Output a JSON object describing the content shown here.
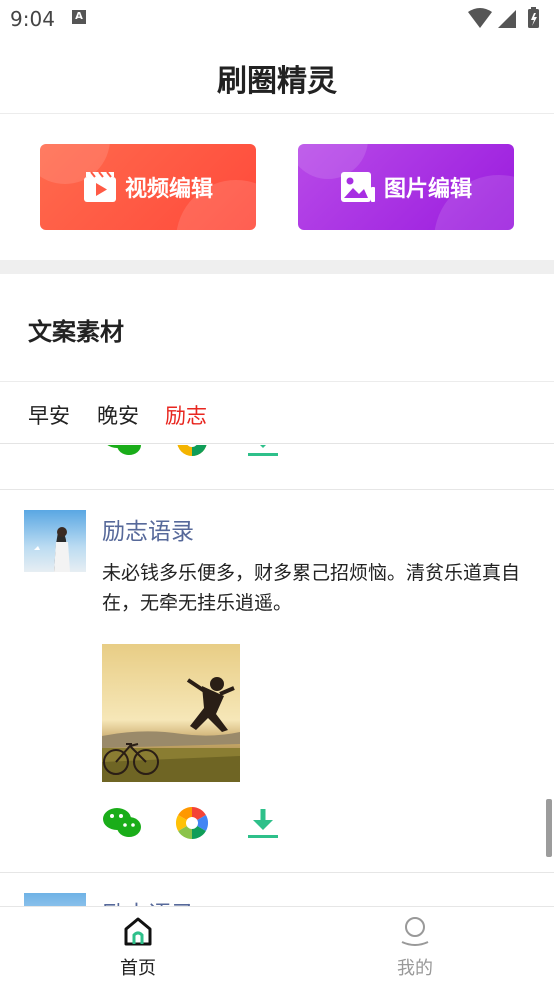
{
  "status_bar": {
    "time": "9:04",
    "a_label": "A"
  },
  "header": {
    "title": "刷圈精灵"
  },
  "buttons": {
    "video_label": "视频编辑",
    "image_label": "图片编辑"
  },
  "section": {
    "title": "文案素材"
  },
  "tabs": [
    {
      "label": "早安",
      "active": false
    },
    {
      "label": "晚安",
      "active": false
    },
    {
      "label": "励志",
      "active": true
    }
  ],
  "posts": [
    {
      "title": "励志语录",
      "body": "未必钱多乐便多，财多累己招烦恼。清贫乐道真自在，无牵无挂乐逍遥。"
    },
    {
      "title": "励志语录"
    }
  ],
  "bottom_nav": {
    "home_label": "首页",
    "mine_label": "我的"
  },
  "colors": {
    "active_tab": "#e8261f",
    "post_title": "#57699a",
    "video_button": "#ff5240",
    "image_button": "#a72ee2",
    "download_green": "#2ec08a",
    "wechat_green": "#1aad19"
  },
  "icons": [
    "wechat-icon",
    "moments-icon",
    "download-icon",
    "home-icon",
    "user-icon",
    "video-icon",
    "image-icon"
  ]
}
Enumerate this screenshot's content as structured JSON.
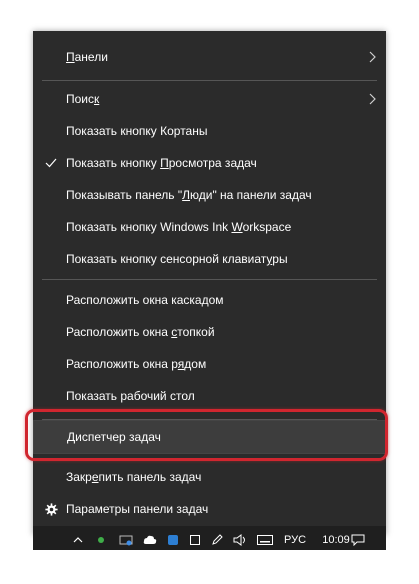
{
  "menu": {
    "items": [
      {
        "label_pre": "",
        "label_u": "П",
        "label_post": "анели"
      },
      {
        "label_pre": "Поис",
        "label_u": "к",
        "label_post": ""
      },
      {
        "label_pre": "Показать кнопку Кортаны",
        "label_u": "",
        "label_post": ""
      },
      {
        "label_pre": "Показать кнопку ",
        "label_u": "П",
        "label_post": "росмотра задач"
      },
      {
        "label_pre": "Показывать панель \"",
        "label_u": "Л",
        "label_post": "юди\" на панели задач"
      },
      {
        "label_pre": "Показать кнопку Windows Ink ",
        "label_u": "W",
        "label_post": "orkspace"
      },
      {
        "label_pre": "Показать кнопку сенсорной клавиат",
        "label_u": "у",
        "label_post": "ры"
      },
      {
        "label_pre": "Расположить окна каскадом",
        "label_u": "",
        "label_post": ""
      },
      {
        "label_pre": "Расположить окна ",
        "label_u": "с",
        "label_post": "топкой"
      },
      {
        "label_pre": "Расположить окна р",
        "label_u": "я",
        "label_post": "дом"
      },
      {
        "label_pre": "Показать рабочий стол",
        "label_u": "",
        "label_post": ""
      },
      {
        "label_pre": "Диспетчер задач",
        "label_u": "",
        "label_post": ""
      },
      {
        "label_pre": "Закр",
        "label_u": "е",
        "label_post": "пить панель задач"
      },
      {
        "label_pre": "Параметры панели задач",
        "label_u": "",
        "label_post": ""
      }
    ]
  },
  "taskbar": {
    "language": "РУС",
    "time": "10:09"
  },
  "colors": {
    "menu_bg": "#2b2b2b",
    "highlight_border": "#d0262f"
  },
  "icons": {
    "checked": "check-icon",
    "settings": "gear-icon",
    "submenu": "chevron-right-icon"
  }
}
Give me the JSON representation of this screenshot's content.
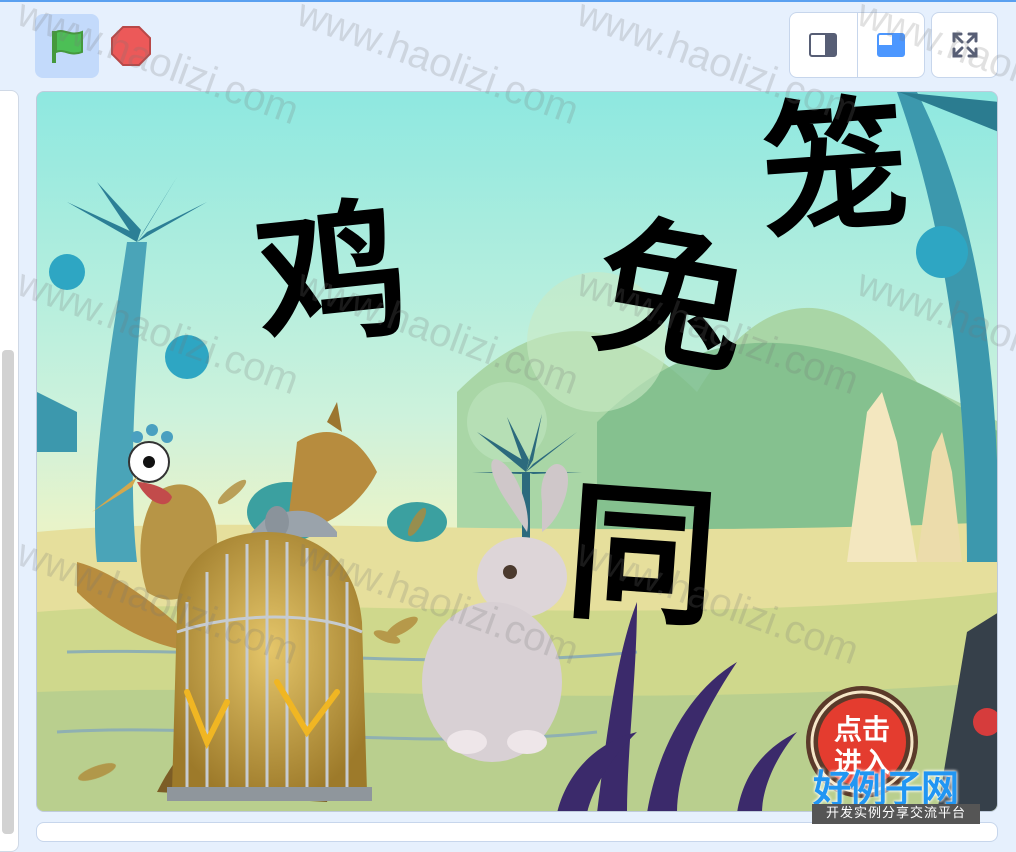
{
  "toolbar": {
    "green_flag_icon": "green-flag-icon",
    "stop_icon": "stop-icon",
    "small_stage_icon": "small-stage-icon",
    "normal_stage_icon": "normal-stage-icon",
    "fullscreen_icon": "fullscreen-icon"
  },
  "stage": {
    "title_chars": [
      "鸡",
      "兔",
      "同",
      "笼"
    ]
  },
  "watermark": {
    "text": "www.haolizi.com"
  },
  "logo": {
    "badge_line1": "点击",
    "badge_line2": "进入",
    "name": "好例子网",
    "tagline": "开发实例分享交流平台"
  },
  "colors": {
    "flag_green": "#4cbf56",
    "stop_red": "#ec5959",
    "accent_blue": "#4c97ff",
    "logo_blue": "#2196f3"
  }
}
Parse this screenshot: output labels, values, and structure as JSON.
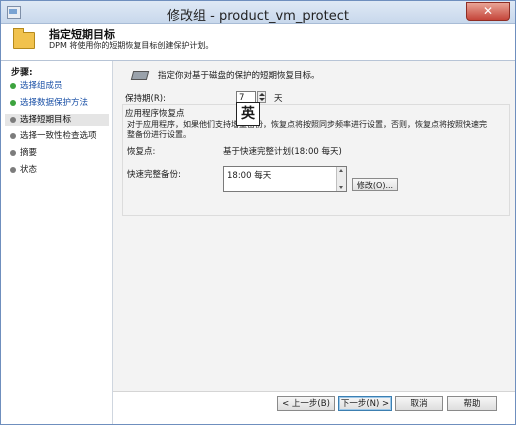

_EXERCISE DESCRIPTION_.
Images do not belong in the copy; reproduce all other parts of the records above verbatim.

_SOLVED EXERCISE_.
Output a JSON object describing the content shown here.
{
  "status_bar": {
    "time": "9:04",
    "a_label": "A"
  },
  "header": {
    "title": "刷圈精灵"
  },
  "buttons": {
    "video_label": "视频编辑",
    "image_label": "图片编辑"
  },
  "section": {
    "title": "文案素材"
  },
  "tabs": [
    {
      "label": "早安",
      "active": false
    },
    {
      "label": "晚安",
      "active": false
    },
    {
      "label": "励志",
      "active": true
    }
  ],
  "posts": [
    {
      "title": "励志语录",
      "body": "未必钱多乐便多，财多累己招烦恼。清贫乐道真自在，无牵无挂乐逍遥。"
    },
    {
      "title": "励志语录"
    }
  ],
  "bottom_nav": {
    "home_label": "首页",
    "mine_label": "我的"
  },
  "colors": {
    "active_tab": "#e8261f",
    "post_title": "#57699a",
    "video_button": "#ff5240",
    "image_button": "#a72ee2",
    "download_green": "#2ec08a",
    "wechat_green": "#1aad19"
  },
  "icons": [
    "wechat-icon",
    "moments-icon",
    "download-icon",
    "home-icon",
    "user-icon",
    "video-icon",
    "image-icon"
  ]
}
Enumerate this screenshot's content as structured JSON.
{
  "menu": {
    "items": [
      {
        "label_pre": "",
        "label_u": "П",
        "label_post": "анели"
      },
      {
        "label_pre": "Поис",
        "label_u": "к",
        "label_post": ""
      },
      {
        "label_pre": "Показать кнопку Кортаны",
        "label_u": "",
        "label_post": ""
      },
      {
        "label_pre": "Показать кнопку ",
        "label_u": "П",
        "label_post": "росмотра задач"
      },
      {
        "label_pre": "Показывать панель \"",
        "label_u": "Л",
        "label_post": "юди\" на панели задач"
      },
      {
        "label_pre": "Показать кнопку Windows Ink ",
        "label_u": "W",
        "label_post": "orkspace"
      },
      {
        "label_pre": "Показать кнопку сенсорной клавиат",
        "label_u": "у",
        "label_post": "ры"
      },
      {
        "label_pre": "Расположить окна каскадом",
        "label_u": "",
        "label_post": ""
      },
      {
        "label_pre": "Расположить окна ",
        "label_u": "с",
        "label_post": "топкой"
      },
      {
        "label_pre": "Расположить окна р",
        "label_u": "я",
        "label_post": "дом"
      },
      {
        "label_pre": "Показать рабочий стол",
        "label_u": "",
        "label_post": ""
      },
      {
        "label_pre": "Диспетчер задач",
        "label_u": "",
        "label_post": ""
      },
      {
        "label_pre": "Закр",
        "label_u": "е",
        "label_post": "пить панель задач"
      },
      {
        "label_pre": "Параметры панели задач",
        "label_u": "",
        "label_post": ""
      }
    ]
  },
  "taskbar": {
    "language": "РУС",
    "time": "10:09"
  },
  "colors": {
    "menu_bg": "#2b2b2b",
    "highlight_border": "#d0262f"
  },
  "icons": {
    "checked": "check-icon",
    "settings": "gear-icon",
    "submenu": "chevron-right-icon"
  }
}
Give me the JSON representation of this screenshot's content.
{
  "toolbar": {
    "green_flag_icon": "green-flag-icon",
    "stop_icon": "stop-icon",
    "small_stage_icon": "small-stage-icon",
    "normal_stage_icon": "normal-stage-icon",
    "fullscreen_icon": "fullscreen-icon"
  },
  "stage": {
    "title_chars": [
      "鸡",
      "兔",
      "同",
      "笼"
    ]
  },
  "watermark": {
    "text": "www.haolizi.com"
  },
  "logo": {
    "badge_line1": "点击",
    "badge_line2": "进入",
    "name": "好例子网",
    "tagline": "开发实例分享交流平台"
  },
  "colors": {
    "flag_green": "#4cbf56",
    "stop_red": "#ec5959",
    "accent_blue": "#4c97ff",
    "logo_blue": "#2196f3"
  }
}
Parse this screenshot: output labels, values, and structure as JSON.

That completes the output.